-- begin RECORDS PROVIDED --

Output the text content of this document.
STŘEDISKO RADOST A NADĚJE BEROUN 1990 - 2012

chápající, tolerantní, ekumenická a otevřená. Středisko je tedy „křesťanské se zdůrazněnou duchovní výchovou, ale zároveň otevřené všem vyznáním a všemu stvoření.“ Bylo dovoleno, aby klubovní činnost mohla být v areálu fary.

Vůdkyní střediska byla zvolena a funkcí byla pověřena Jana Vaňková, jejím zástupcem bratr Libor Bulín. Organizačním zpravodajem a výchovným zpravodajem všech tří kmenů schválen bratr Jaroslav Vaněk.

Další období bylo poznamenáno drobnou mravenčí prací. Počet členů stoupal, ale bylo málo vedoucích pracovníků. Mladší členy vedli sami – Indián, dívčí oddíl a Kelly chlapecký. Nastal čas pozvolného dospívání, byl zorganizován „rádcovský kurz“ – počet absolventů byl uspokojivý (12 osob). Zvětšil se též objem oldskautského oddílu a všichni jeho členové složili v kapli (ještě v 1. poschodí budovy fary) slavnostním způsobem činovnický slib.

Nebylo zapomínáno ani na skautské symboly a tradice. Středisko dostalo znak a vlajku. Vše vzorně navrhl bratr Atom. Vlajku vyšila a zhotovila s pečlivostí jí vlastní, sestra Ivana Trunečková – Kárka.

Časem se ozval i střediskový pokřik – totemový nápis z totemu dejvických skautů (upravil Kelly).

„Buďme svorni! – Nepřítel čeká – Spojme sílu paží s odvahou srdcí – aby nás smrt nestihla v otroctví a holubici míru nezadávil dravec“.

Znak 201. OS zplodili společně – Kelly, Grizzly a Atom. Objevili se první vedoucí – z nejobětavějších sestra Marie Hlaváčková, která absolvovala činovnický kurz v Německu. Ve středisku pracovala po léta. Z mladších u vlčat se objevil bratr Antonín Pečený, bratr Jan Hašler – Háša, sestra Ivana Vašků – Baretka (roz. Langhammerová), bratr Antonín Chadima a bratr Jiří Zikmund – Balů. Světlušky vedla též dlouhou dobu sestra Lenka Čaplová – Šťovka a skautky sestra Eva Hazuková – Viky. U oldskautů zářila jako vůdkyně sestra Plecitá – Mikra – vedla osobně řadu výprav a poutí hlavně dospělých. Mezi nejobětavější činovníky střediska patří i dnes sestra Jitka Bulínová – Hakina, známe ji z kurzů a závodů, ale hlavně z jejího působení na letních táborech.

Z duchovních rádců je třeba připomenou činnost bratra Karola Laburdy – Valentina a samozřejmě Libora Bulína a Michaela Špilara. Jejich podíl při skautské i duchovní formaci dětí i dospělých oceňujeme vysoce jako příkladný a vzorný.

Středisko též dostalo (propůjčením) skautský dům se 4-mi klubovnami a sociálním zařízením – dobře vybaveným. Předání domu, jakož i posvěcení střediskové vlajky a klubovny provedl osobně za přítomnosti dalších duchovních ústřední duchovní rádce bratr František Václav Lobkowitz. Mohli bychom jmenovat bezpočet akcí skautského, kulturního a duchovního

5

-- end RECORDS PROVIDED --

Repeat the data verbatim.

• FINISHED EXERCISE:
Output the text content of this document.
STŘEDISKO RADOST A NADĚJE BEROUN 1990 - 2012

chápající, tolerantní, ekumenická a otevřená. Středisko je tedy „křesťanské se zdůrazněnou duchovní výchovou, ale zároveň otevřené všem vyznáním a všemu stvoření.“ Bylo dovoleno, aby klubovní činnost mohla být v areálu fary.

Vůdkyní střediska byla zvolena a funkcí byla pověřena Jana Vaňková, jejím zástupcem bratr Libor Bulín. Organizačním zpravodajem a výchovným zpravodajem všech tří kmenů schválen bratr Jaroslav Vaněk.

Další období bylo poznamenáno drobnou mravenčí prací. Počet členů stoupal, ale bylo málo vedoucích pracovníků. Mladší členy vedli sami – Indián, dívčí oddíl a Kelly chlapecký. Nastal čas pozvolného dospívání, byl zorganizován „rádcovský kurz“ – počet absolventů byl uspokojivý (12 osob). Zvětšil se též objem oldskautského oddílu a všichni jeho členové složili v kapli (ještě v 1. poschodí budovy fary) slavnostním způsobem činovnický slib.

Nebylo zapomínáno ani na skautské symboly a tradice. Středisko dostalo znak a vlajku. Vše vzorně navrhl bratr Atom. Vlajku vyšila a zhotovila s pečlivostí jí vlastní, sestra Ivana Trunečková – Kárka.

Časem se ozval i střediskový pokřik – totemový nápis z totemu dejvických skautů (upravil Kelly).

„Buďme svorni! – Nepřítel čeká – Spojme sílu paží s odvahou srdcí – aby nás smrt nestihla v otroctví a holubici míru nezadávil dravec“.

Znak 201. OS zplodili společně – Kelly, Grizzly a Atom. Objevili se první vedoucí – z nejobětavějších sestra Marie Hlaváčková, která absolvovala činovnický kurz v Německu. Ve středisku pracovala po léta. Z mladších u vlčat se objevil bratr Antonín Pečený, bratr Jan Hašler – Háša, sestra Ivana Vašků – Baretka (roz. Langhammerová), bratr Antonín Chadima a bratr Jiří Zikmund – Balů. Světlušky vedla též dlouhou dobu sestra Lenka Čaplová – Šťovka a skautky sestra Eva Hazuková – Viky. U oldskautů zářila jako vůdkyně sestra Plecitá – Mikra – vedla osobně řadu výprav a poutí hlavně dospělých. Mezi nejobětavější činovníky střediska patří i dnes sestra Jitka Bulínová – Hakina, známe ji z kurzů a závodů, ale hlavně z jejího působení na letních táborech.

Z duchovních rádců je třeba připomenou činnost bratra Karola Laburdy – Valentina a samozřejmě Libora Bulína a Michaela Špilara. Jejich podíl při skautské i duchovní formaci dětí i dospělých oceňujeme vysoce jako příkladný a vzorný.

Středisko též dostalo (propůjčením) skautský dům se 4-mi klubovnami a sociálním zařízením – dobře vybaveným. Předání domu, jakož i posvěcení střediskové vlajky a klubovny provedl osobně za přítomnosti dalších duchovních ústřední duchovní rádce bratr František Václav Lobkowitz. Mohli bychom jmenovat bezpočet akcí skautského, kulturního a duchovního

5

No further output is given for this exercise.